Il problema — Restituisci, parola per parola, il tratto del brano sul capitale umano nelle economie locali che va da "Il Chianti Economic" fino a "giovani maggiormente scolarizzati.".

Brano del testo —
= = = = =

Il capitale umano nelle economie locali

Tra i tanti eventi che fanno del Bel Paese un luogo di eccellenza del “verba volant”, ho scelto, e non mi sono pentito, di partecipare alla seconda edizione del Chianti Economic Forum, svoltosi presso la Cantina Antinori di Bargino, lungo la superstrada Firenze-Siena. Un capolavoro di architettura e di innovazione nella produzione vitivinicola, mirabilmente inserito nel fascinoso paesaggio del Chianti.

Il Chianti Economic Forum propone la discussione di temi economico-sociali di attinenza a quel territorio, facendo perno su due indiscussi primati produttivi nell’agroalimentari del Made in Italy: il vino e l’olio.

Anche per questi settori, si pone il tema dell’innovazione tecnologica dell’internet delle cose, dai big data, della blockchain e della intelligenza artificiale.

In questa occasione, il tema era però ancora più avvincente, riguardando la questione dell’adeguatezza del capitale umano in rapporto a vecchi e nuovi bisogni dell’economia locale, relativamente alla quale si assiste alla diminuzione dei tassi di occupazione dei giovani maggiormente scolarizzati.

Il focus dell’iniziativa è stato l’interessante dibattito affidato ai vertici di tre delle principali società attive nelle produzioni di cui sopra relativamente al potenziamento del capitale umano.

= = = = =

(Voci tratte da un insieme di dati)
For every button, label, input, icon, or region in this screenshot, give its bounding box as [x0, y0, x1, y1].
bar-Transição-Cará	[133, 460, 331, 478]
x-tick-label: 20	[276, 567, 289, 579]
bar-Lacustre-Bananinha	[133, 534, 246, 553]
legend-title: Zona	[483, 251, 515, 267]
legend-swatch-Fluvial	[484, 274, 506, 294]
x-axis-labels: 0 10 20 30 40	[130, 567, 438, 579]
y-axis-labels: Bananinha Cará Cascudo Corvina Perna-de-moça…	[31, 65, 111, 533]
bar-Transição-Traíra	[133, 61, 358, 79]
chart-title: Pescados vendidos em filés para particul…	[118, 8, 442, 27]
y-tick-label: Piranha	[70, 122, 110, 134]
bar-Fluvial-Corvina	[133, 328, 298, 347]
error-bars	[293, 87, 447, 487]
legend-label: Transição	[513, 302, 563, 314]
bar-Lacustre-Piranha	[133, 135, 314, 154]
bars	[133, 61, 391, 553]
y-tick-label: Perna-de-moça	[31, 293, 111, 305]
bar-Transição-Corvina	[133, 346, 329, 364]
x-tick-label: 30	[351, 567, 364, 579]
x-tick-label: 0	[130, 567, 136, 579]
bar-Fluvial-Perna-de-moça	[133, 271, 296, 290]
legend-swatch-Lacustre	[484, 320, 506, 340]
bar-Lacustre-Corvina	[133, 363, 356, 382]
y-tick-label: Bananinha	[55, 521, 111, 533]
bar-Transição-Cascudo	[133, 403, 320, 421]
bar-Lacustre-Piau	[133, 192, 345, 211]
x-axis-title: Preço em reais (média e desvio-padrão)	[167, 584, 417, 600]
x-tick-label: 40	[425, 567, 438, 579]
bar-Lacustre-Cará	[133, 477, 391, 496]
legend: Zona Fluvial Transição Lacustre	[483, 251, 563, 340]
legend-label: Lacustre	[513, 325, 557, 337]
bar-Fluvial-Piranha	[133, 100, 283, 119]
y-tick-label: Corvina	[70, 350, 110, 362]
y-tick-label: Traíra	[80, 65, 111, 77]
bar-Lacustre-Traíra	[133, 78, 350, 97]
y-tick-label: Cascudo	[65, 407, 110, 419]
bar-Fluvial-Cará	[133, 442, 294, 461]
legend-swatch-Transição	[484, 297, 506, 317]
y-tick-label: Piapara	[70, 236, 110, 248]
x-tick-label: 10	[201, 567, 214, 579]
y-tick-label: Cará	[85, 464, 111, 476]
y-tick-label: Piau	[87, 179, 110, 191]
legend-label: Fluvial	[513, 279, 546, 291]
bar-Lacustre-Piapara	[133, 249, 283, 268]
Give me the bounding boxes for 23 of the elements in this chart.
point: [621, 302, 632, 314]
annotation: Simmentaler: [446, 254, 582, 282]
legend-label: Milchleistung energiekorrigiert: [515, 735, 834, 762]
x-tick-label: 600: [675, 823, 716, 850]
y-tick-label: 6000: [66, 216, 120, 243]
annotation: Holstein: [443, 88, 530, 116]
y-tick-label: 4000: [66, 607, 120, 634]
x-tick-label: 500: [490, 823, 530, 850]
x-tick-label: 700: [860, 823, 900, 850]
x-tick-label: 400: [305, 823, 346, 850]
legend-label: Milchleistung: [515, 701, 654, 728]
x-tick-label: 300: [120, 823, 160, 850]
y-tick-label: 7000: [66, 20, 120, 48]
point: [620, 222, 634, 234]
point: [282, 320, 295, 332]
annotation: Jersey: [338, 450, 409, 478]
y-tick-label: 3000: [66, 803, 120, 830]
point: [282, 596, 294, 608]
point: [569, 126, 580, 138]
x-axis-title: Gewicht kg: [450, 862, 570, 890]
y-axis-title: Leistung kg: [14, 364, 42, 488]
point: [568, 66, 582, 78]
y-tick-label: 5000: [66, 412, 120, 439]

= = = = =

Soluzione del problema —
Il Chianti Economic Forum propone la discussione di temi economico-sociali di attinenza a quel territorio, facendo perno su due indiscussi primati produttivi nell’agroalimentari del Made in Italy: il vino e l’olio.

Anche per questi settori, si pone il tema dell’innovazione tecnologica dell’internet delle cose, dai big data, della blockchain e della intelligenza artificiale.

In questa occasione, il tema era però ancora più avvincente, riguardando la questione dell’adeguatezza del capitale umano in rapporto a vecchi e nuovi bisogni dell’economia locale, relativamente alla quale si assiste alla diminuzione dei tassi di occupazione dei giovani maggiormente scolarizzati.